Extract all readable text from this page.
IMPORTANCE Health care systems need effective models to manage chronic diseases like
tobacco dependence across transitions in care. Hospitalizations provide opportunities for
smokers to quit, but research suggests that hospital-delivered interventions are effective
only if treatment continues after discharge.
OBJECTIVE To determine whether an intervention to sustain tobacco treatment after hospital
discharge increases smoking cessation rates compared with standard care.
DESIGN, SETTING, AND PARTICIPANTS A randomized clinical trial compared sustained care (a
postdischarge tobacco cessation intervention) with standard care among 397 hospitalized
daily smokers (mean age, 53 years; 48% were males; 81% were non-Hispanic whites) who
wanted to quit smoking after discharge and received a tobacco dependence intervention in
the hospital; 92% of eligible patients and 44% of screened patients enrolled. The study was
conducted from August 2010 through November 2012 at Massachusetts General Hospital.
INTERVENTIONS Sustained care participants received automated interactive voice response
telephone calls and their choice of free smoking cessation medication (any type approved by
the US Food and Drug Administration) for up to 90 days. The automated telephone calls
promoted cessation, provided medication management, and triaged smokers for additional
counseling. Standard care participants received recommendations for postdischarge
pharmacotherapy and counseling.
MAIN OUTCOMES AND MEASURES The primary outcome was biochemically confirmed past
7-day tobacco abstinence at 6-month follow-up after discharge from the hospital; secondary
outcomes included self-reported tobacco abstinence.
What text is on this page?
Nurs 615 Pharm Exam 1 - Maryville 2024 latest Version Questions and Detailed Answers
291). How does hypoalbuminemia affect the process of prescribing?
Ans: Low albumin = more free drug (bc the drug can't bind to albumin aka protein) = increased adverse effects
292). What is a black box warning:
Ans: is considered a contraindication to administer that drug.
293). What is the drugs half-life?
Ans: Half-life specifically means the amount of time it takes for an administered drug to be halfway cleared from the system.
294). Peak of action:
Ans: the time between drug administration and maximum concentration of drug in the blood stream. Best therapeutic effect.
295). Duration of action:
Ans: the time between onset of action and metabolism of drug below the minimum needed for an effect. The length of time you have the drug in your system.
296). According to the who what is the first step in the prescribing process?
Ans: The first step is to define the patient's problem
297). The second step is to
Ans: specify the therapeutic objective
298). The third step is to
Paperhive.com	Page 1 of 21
____________
(EXERCISE INSTRUCTIONS)
Search the data for "between". Copy each line that has it.

(RESULT OF THIS EXERCISE)
Ans: the time between drug administration and maximum concentration of drug in the blood stream. Best therapeutic effect.
Ans: the time between onset of action and metabolism of drug below the minimum needed for an effect. The length of time you have the drug in your system.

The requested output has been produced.